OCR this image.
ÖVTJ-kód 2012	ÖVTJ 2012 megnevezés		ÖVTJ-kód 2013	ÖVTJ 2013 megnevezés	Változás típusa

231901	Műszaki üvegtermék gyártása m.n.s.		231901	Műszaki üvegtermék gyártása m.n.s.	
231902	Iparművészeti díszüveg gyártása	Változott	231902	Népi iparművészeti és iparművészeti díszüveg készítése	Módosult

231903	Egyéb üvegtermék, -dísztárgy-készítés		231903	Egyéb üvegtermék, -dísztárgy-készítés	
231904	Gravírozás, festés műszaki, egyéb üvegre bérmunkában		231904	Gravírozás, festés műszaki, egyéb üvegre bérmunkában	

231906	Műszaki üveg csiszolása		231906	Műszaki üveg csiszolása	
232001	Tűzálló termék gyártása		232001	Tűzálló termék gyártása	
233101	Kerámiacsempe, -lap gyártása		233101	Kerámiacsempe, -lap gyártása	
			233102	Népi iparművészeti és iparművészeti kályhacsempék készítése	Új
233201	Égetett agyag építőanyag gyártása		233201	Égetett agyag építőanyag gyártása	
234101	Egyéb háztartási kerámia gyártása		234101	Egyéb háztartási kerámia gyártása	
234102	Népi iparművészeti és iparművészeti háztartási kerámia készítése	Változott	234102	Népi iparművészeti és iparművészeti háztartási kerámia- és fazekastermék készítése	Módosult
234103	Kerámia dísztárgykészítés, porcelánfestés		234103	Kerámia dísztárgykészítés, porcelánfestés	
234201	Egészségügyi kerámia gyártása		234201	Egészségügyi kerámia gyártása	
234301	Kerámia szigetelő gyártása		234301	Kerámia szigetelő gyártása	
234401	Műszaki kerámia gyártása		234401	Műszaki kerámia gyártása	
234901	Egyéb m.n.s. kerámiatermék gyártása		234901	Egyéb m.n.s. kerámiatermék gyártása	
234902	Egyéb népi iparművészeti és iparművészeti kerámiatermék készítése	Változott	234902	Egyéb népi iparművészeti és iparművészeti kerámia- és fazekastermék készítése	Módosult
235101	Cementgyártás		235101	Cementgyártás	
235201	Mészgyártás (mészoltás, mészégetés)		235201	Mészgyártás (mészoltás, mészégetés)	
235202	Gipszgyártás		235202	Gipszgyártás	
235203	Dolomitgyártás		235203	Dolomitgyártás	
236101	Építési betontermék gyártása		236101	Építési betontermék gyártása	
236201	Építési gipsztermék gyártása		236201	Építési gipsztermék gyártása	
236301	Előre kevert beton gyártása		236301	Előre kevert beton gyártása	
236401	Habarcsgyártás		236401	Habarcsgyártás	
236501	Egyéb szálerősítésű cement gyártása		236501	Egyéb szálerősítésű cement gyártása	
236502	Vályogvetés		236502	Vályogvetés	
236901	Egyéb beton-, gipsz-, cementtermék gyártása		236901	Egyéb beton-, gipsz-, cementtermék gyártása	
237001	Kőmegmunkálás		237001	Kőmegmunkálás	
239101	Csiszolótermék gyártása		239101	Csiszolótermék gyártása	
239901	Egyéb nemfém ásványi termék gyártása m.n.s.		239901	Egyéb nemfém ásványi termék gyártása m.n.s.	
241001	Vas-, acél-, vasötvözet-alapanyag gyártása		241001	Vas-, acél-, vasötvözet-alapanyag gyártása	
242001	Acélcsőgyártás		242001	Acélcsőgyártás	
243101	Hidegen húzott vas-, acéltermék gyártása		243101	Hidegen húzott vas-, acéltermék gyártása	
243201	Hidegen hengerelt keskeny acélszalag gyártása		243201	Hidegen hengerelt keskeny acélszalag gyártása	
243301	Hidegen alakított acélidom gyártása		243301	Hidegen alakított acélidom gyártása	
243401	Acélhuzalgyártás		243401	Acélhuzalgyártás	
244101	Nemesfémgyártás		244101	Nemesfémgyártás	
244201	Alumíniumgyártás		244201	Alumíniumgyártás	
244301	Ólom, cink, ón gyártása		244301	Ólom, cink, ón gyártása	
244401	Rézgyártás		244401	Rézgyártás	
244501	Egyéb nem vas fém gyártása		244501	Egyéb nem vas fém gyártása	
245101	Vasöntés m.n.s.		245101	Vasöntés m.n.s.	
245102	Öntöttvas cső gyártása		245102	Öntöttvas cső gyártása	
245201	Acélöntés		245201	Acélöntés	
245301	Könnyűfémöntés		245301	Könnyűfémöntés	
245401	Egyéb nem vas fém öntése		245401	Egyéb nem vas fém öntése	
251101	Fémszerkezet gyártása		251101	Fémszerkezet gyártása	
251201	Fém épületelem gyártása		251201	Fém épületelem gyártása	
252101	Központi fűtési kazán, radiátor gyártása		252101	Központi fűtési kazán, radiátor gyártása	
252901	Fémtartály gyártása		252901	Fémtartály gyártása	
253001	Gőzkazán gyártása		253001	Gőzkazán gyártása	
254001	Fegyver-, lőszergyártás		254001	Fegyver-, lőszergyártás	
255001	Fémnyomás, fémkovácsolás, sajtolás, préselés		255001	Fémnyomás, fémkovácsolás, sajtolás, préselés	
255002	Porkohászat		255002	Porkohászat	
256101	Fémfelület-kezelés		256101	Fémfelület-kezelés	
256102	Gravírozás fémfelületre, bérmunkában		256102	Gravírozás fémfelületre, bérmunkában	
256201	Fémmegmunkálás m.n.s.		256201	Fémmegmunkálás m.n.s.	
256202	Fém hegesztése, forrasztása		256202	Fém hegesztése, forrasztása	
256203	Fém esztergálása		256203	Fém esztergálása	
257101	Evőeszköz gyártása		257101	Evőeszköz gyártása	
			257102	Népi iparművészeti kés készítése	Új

> _Stated problem_:
Extract the listing in its entirety and repeat it exactly.

> _The output_:
OCR this image.
ÖVTJ-kód 2012	ÖVTJ 2012 megnevezés		ÖVTJ-kód 2013	ÖVTJ 2013 megnevezés	Változás típusa

231901	Műszaki üvegtermék gyártása m.n.s.		231901	Műszaki üvegtermék gyártása m.n.s.	
231902	Iparművészeti díszüveg gyártása	Változott	231902	Népi iparművészeti és iparművészeti díszüveg készítése	Módosult

231903	Egyéb üvegtermék, -dísztárgy-készítés		231903	Egyéb üvegtermék, -dísztárgy-készítés	
231904	Gravírozás, festés műszaki, egyéb üvegre bérmunkában		231904	Gravírozás, festés műszaki, egyéb üvegre bérmunkában	

231906	Műszaki üveg csiszolása		231906	Műszaki üveg csiszolása	
232001	Tűzálló termék gyártása		232001	Tűzálló termék gyártása	
233101	Kerámiacsempe, -lap gyártása		233101	Kerámiacsempe, -lap gyártása	
			233102	Népi iparművészeti és iparművészeti kályhacsempék készítése	Új
233201	Égetett agyag építőanyag gyártása		233201	Égetett agyag építőanyag gyártása	
234101	Egyéb háztartási kerámia gyártása		234101	Egyéb háztartási kerámia gyártása	
234102	Népi iparművészeti és iparművészeti háztartási kerámia készítése	Változott	234102	Népi iparművészeti és iparművészeti háztartási kerámia- és fazekastermék készítése	Módosult
234103	Kerámia dísztárgykészítés, porcelánfestés		234103	Kerámia dísztárgykészítés, porcelánfestés	
234201	Egészségügyi kerámia gyártása		234201	Egészségügyi kerámia gyártása	
234301	Kerámia szigetelő gyártása		234301	Kerámia szigetelő gyártása	
234401	Műszaki kerámia gyártása		234401	Műszaki kerámia gyártása	
234901	Egyéb m.n.s. kerámiatermék gyártása		234901	Egyéb m.n.s. kerámiatermék gyártása	
234902	Egyéb népi iparművészeti és iparművészeti kerámiatermék készítése	Változott	234902	Egyéb népi iparművészeti és iparművészeti kerámia- és fazekastermék készítése	Módosult
235101	Cementgyártás		235101	Cementgyártás	
235201	Mészgyártás (mészoltás, mészégetés)		235201	Mészgyártás (mészoltás, mészégetés)	
235202	Gipszgyártás		235202	Gipszgyártás	
235203	Dolomitgyártás		235203	Dolomitgyártás	
236101	Építési betontermék gyártása		236101	Építési betontermék gyártása	
236201	Építési gipsztermék gyártása		236201	Építési gipsztermék gyártása	
236301	Előre kevert beton gyártása		236301	Előre kevert beton gyártása	
236401	Habarcsgyártás		236401	Habarcsgyártás	
236501	Egyéb szálerősítésű cement gyártása		236501	Egyéb szálerősítésű cement gyártása	
236502	Vályogvetés		236502	Vályogvetés	
236901	Egyéb beton-, gipsz-, cementtermék gyártása		236901	Egyéb beton-, gipsz-, cementtermék gyártása	
237001	Kőmegmunkálás		237001	Kőmegmunkálás	
239101	Csiszolótermék gyártása		239101	Csiszolótermék gyártása	
239901	Egyéb nemfém ásványi termék gyártása m.n.s.		239901	Egyéb nemfém ásványi termék gyártása m.n.s.	
241001	Vas-, acél-, vasötvözet-alapanyag gyártása		241001	Vas-, acél-, vasötvözet-alapanyag gyártása	
242001	Acélcsőgyártás		242001	Acélcsőgyártás	
243101	Hidegen húzott vas-, acéltermék gyártása		243101	Hidegen húzott vas-, acéltermék gyártása	
243201	Hidegen hengerelt keskeny acélszalag gyártása		243201	Hidegen hengerelt keskeny acélszalag gyártása	
243301	Hidegen alakított acélidom gyártása		243301	Hidegen alakított acélidom gyártása	
243401	Acélhuzalgyártás		243401	Acélhuzalgyártás	
244101	Nemesfémgyártás		244101	Nemesfémgyártás	
244201	Alumíniumgyártás		244201	Alumíniumgyártás	
244301	Ólom, cink, ón gyártása		244301	Ólom, cink, ón gyártása	
244401	Rézgyártás		244401	Rézgyártás	
244501	Egyéb nem vas fém gyártása		244501	Egyéb nem vas fém gyártása	
245101	Vasöntés m.n.s.		245101	Vasöntés m.n.s.	
245102	Öntöttvas cső gyártása		245102	Öntöttvas cső gyártása	
245201	Acélöntés		245201	Acélöntés	
245301	Könnyűfémöntés		245301	Könnyűfémöntés	
245401	Egyéb nem vas fém öntése		245401	Egyéb nem vas fém öntése	
251101	Fémszerkezet gyártása		251101	Fémszerkezet gyártása	
251201	Fém épületelem gyártása		251201	Fém épületelem gyártása	
252101	Központi fűtési kazán, radiátor gyártása		252101	Központi fűtési kazán, radiátor gyártása	
252901	Fémtartály gyártása		252901	Fémtartály gyártása	
253001	Gőzkazán gyártása		253001	Gőzkazán gyártása	
254001	Fegyver-, lőszergyártás		254001	Fegyver-, lőszergyártás	
255001	Fémnyomás, fémkovácsolás, sajtolás, préselés		255001	Fémnyomás, fémkovácsolás, sajtolás, préselés	
255002	Porkohászat		255002	Porkohászat	
256101	Fémfelület-kezelés		256101	Fémfelület-kezelés	
256102	Gravírozás fémfelületre, bérmunkában		256102	Gravírozás fémfelületre, bérmunkában	
256201	Fémmegmunkálás m.n.s.		256201	Fémmegmunkálás m.n.s.	
256202	Fém hegesztése, forrasztása		256202	Fém hegesztése, forrasztása	
256203	Fém esztergálása		256203	Fém esztergálása	
257101	Evőeszköz gyártása		257101	Evőeszköz gyártása	
			257102	Népi iparművészeti kés készítése	Új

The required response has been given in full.